Extracted data entries »

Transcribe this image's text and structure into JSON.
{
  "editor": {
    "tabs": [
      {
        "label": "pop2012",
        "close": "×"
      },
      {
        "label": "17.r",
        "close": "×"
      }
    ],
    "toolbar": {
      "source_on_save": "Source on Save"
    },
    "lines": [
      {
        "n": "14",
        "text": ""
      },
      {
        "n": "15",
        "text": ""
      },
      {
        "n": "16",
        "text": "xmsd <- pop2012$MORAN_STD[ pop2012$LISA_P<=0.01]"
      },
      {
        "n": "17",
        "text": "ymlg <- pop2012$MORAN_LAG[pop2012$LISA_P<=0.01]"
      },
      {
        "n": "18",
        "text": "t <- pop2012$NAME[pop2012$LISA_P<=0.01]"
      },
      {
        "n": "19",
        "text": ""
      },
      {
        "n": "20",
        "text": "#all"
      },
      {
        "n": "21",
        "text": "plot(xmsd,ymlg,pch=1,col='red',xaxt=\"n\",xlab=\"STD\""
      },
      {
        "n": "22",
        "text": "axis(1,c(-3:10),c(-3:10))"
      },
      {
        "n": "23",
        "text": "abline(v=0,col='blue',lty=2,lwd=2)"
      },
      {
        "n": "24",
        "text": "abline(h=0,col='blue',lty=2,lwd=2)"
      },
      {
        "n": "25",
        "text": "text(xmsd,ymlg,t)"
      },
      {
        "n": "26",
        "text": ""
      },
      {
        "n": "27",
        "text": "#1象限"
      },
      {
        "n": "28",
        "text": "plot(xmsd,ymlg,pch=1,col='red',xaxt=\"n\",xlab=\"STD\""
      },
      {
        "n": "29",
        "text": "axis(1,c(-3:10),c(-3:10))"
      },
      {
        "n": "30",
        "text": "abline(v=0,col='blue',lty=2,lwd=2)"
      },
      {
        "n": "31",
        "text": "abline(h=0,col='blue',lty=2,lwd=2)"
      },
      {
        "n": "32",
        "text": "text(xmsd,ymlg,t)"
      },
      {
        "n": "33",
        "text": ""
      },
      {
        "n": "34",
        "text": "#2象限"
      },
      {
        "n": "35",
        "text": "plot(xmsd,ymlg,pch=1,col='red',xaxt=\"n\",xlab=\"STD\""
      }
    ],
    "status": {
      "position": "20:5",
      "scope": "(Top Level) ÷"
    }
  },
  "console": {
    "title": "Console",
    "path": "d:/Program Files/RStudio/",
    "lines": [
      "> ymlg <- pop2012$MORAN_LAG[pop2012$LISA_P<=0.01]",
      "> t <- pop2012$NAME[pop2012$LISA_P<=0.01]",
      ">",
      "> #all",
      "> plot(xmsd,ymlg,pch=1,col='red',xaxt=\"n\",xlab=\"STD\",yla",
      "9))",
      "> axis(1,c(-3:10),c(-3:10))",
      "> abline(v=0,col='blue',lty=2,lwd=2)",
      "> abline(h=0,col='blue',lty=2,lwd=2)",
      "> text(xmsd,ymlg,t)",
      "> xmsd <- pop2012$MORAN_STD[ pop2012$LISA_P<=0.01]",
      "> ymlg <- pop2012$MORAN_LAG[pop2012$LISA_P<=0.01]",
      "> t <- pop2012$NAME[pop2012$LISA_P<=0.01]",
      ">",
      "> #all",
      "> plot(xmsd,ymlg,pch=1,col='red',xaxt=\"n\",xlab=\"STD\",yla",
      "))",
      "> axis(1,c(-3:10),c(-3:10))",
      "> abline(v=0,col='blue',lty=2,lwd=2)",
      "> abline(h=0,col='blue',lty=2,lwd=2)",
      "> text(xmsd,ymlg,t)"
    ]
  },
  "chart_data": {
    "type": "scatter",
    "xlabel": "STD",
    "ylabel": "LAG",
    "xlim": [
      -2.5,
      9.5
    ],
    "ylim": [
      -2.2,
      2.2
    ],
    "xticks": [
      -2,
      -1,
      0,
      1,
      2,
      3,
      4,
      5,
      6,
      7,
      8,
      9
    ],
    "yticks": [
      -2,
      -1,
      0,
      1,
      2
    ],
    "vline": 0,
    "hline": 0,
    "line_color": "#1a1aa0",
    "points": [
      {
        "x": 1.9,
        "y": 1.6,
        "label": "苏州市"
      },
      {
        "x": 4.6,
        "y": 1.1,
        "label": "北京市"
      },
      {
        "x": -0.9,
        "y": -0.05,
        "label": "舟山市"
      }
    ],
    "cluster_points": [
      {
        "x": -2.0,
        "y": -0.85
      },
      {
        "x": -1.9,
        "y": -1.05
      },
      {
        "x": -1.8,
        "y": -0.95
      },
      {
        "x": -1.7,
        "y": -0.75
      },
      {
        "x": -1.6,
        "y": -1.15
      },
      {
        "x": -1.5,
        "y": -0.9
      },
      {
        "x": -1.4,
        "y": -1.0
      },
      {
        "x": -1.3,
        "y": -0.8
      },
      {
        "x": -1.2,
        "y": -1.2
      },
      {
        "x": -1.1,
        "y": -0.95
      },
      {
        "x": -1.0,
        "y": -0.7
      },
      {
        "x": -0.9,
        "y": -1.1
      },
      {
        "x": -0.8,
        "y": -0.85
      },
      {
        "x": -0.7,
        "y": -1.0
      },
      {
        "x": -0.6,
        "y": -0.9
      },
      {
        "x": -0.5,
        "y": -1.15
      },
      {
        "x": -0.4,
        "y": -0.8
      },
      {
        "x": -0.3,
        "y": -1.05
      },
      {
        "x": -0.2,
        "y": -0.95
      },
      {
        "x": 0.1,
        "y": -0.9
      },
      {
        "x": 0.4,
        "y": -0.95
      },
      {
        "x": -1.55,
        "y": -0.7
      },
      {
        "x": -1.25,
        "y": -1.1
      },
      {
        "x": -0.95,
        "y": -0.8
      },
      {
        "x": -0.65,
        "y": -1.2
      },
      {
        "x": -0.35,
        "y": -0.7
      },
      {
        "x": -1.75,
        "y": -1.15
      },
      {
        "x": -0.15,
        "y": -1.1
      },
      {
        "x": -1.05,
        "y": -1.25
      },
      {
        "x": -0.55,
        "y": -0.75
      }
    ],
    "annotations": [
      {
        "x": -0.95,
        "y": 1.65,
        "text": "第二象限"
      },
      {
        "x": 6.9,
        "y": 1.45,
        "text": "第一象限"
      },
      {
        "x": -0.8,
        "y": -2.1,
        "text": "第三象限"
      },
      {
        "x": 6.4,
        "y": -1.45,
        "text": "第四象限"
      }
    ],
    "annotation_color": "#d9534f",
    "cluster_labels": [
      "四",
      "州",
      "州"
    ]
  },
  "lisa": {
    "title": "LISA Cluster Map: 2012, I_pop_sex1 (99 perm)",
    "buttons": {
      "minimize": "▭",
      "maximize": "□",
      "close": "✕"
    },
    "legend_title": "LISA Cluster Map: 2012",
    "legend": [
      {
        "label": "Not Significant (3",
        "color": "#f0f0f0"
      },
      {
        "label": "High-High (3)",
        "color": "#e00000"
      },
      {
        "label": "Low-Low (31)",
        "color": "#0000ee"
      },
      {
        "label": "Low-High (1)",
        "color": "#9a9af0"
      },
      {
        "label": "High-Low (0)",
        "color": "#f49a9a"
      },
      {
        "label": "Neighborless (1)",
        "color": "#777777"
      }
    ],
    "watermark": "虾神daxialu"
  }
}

WHAT YOU ARE ASKED TO DO » Extract all of the data shown above and repeat it verbatim.

EXERCISE RESULT »
Transcribe this image's text and structure into JSON.
{
  "editor": {
    "tabs": [
      {
        "label": "pop2012",
        "close": "×"
      },
      {
        "label": "17.r",
        "close": "×"
      }
    ],
    "toolbar": {
      "source_on_save": "Source on Save"
    },
    "lines": [
      {
        "n": "14",
        "text": ""
      },
      {
        "n": "15",
        "text": ""
      },
      {
        "n": "16",
        "text": "xmsd <- pop2012$MORAN_STD[ pop2012$LISA_P<=0.01]"
      },
      {
        "n": "17",
        "text": "ymlg <- pop2012$MORAN_LAG[pop2012$LISA_P<=0.01]"
      },
      {
        "n": "18",
        "text": "t <- pop2012$NAME[pop2012$LISA_P<=0.01]"
      },
      {
        "n": "19",
        "text": ""
      },
      {
        "n": "20",
        "text": "#all"
      },
      {
        "n": "21",
        "text": "plot(xmsd,ymlg,pch=1,col='red',xaxt=\"n\",xlab=\"STD\""
      },
      {
        "n": "22",
        "text": "axis(1,c(-3:10),c(-3:10))"
      },
      {
        "n": "23",
        "text": "abline(v=0,col='blue',lty=2,lwd=2)"
      },
      {
        "n": "24",
        "text": "abline(h=0,col='blue',lty=2,lwd=2)"
      },
      {
        "n": "25",
        "text": "text(xmsd,ymlg,t)"
      },
      {
        "n": "26",
        "text": ""
      },
      {
        "n": "27",
        "text": "#1象限"
      },
      {
        "n": "28",
        "text": "plot(xmsd,ymlg,pch=1,col='red',xaxt=\"n\",xlab=\"STD\""
      },
      {
        "n": "29",
        "text": "axis(1,c(-3:10),c(-3:10))"
      },
      {
        "n": "30",
        "text": "abline(v=0,col='blue',lty=2,lwd=2)"
      },
      {
        "n": "31",
        "text": "abline(h=0,col='blue',lty=2,lwd=2)"
      },
      {
        "n": "32",
        "text": "text(xmsd,ymlg,t)"
      },
      {
        "n": "33",
        "text": ""
      },
      {
        "n": "34",
        "text": "#2象限"
      },
      {
        "n": "35",
        "text": "plot(xmsd,ymlg,pch=1,col='red',xaxt=\"n\",xlab=\"STD\""
      }
    ],
    "status": {
      "position": "20:5",
      "scope": "(Top Level) ÷"
    }
  },
  "console": {
    "title": "Console",
    "path": "d:/Program Files/RStudio/",
    "lines": [
      "> ymlg <- pop2012$MORAN_LAG[pop2012$LISA_P<=0.01]",
      "> t <- pop2012$NAME[pop2012$LISA_P<=0.01]",
      ">",
      "> #all",
      "> plot(xmsd,ymlg,pch=1,col='red',xaxt=\"n\",xlab=\"STD\",yla",
      "9))",
      "> axis(1,c(-3:10),c(-3:10))",
      "> abline(v=0,col='blue',lty=2,lwd=2)",
      "> abline(h=0,col='blue',lty=2,lwd=2)",
      "> text(xmsd,ymlg,t)",
      "> xmsd <- pop2012$MORAN_STD[ pop2012$LISA_P<=0.01]",
      "> ymlg <- pop2012$MORAN_LAG[pop2012$LISA_P<=0.01]",
      "> t <- pop2012$NAME[pop2012$LISA_P<=0.01]",
      ">",
      "> #all",
      "> plot(xmsd,ymlg,pch=1,col='red',xaxt=\"n\",xlab=\"STD\",yla",
      "))",
      "> axis(1,c(-3:10),c(-3:10))",
      "> abline(v=0,col='blue',lty=2,lwd=2)",
      "> abline(h=0,col='blue',lty=2,lwd=2)",
      "> text(xmsd,ymlg,t)"
    ]
  },
  "chart_data": {
    "type": "scatter",
    "xlabel": "STD",
    "ylabel": "LAG",
    "xlim": [
      -2.5,
      9.5
    ],
    "ylim": [
      -2.2,
      2.2
    ],
    "xticks": [
      -2,
      -1,
      0,
      1,
      2,
      3,
      4,
      5,
      6,
      7,
      8,
      9
    ],
    "yticks": [
      -2,
      -1,
      0,
      1,
      2
    ],
    "vline": 0,
    "hline": 0,
    "line_color": "#1a1aa0",
    "points": [
      {
        "x": 1.9,
        "y": 1.6,
        "label": "苏州市"
      },
      {
        "x": 4.6,
        "y": 1.1,
        "label": "北京市"
      },
      {
        "x": -0.9,
        "y": -0.05,
        "label": "舟山市"
      }
    ],
    "cluster_points": [
      {
        "x": -2.0,
        "y": -0.85
      },
      {
        "x": -1.9,
        "y": -1.05
      },
      {
        "x": -1.8,
        "y": -0.95
      },
      {
        "x": -1.7,
        "y": -0.75
      },
      {
        "x": -1.6,
        "y": -1.15
      },
      {
        "x": -1.5,
        "y": -0.9
      },
      {
        "x": -1.4,
        "y": -1.0
      },
      {
        "x": -1.3,
        "y": -0.8
      },
      {
        "x": -1.2,
        "y": -1.2
      },
      {
        "x": -1.1,
        "y": -0.95
      },
      {
        "x": -1.0,
        "y": -0.7
      },
      {
        "x": -0.9,
        "y": -1.1
      },
      {
        "x": -0.8,
        "y": -0.85
      },
      {
        "x": -0.7,
        "y": -1.0
      },
      {
        "x": -0.6,
        "y": -0.9
      },
      {
        "x": -0.5,
        "y": -1.15
      },
      {
        "x": -0.4,
        "y": -0.8
      },
      {
        "x": -0.3,
        "y": -1.05
      },
      {
        "x": -0.2,
        "y": -0.95
      },
      {
        "x": 0.1,
        "y": -0.9
      },
      {
        "x": 0.4,
        "y": -0.95
      },
      {
        "x": -1.55,
        "y": -0.7
      },
      {
        "x": -1.25,
        "y": -1.1
      },
      {
        "x": -0.95,
        "y": -0.8
      },
      {
        "x": -0.65,
        "y": -1.2
      },
      {
        "x": -0.35,
        "y": -0.7
      },
      {
        "x": -1.75,
        "y": -1.15
      },
      {
        "x": -0.15,
        "y": -1.1
      },
      {
        "x": -1.05,
        "y": -1.25
      },
      {
        "x": -0.55,
        "y": -0.75
      }
    ],
    "annotations": [
      {
        "x": -0.95,
        "y": 1.65,
        "text": "第二象限"
      },
      {
        "x": 6.9,
        "y": 1.45,
        "text": "第一象限"
      },
      {
        "x": -0.8,
        "y": -2.1,
        "text": "第三象限"
      },
      {
        "x": 6.4,
        "y": -1.45,
        "text": "第四象限"
      }
    ],
    "annotation_color": "#d9534f",
    "cluster_labels": [
      "四",
      "州",
      "州"
    ]
  },
  "lisa": {
    "title": "LISA Cluster Map: 2012, I_pop_sex1 (99 perm)",
    "buttons": {
      "minimize": "▭",
      "maximize": "□",
      "close": "✕"
    },
    "legend_title": "LISA Cluster Map: 2012",
    "legend": [
      {
        "label": "Not Significant (3",
        "color": "#f0f0f0"
      },
      {
        "label": "High-High (3)",
        "color": "#e00000"
      },
      {
        "label": "Low-Low (31)",
        "color": "#0000ee"
      },
      {
        "label": "Low-High (1)",
        "color": "#9a9af0"
      },
      {
        "label": "High-Low (0)",
        "color": "#f49a9a"
      },
      {
        "label": "Neighborless (1)",
        "color": "#777777"
      }
    ],
    "watermark": "虾神daxialu"
  }
}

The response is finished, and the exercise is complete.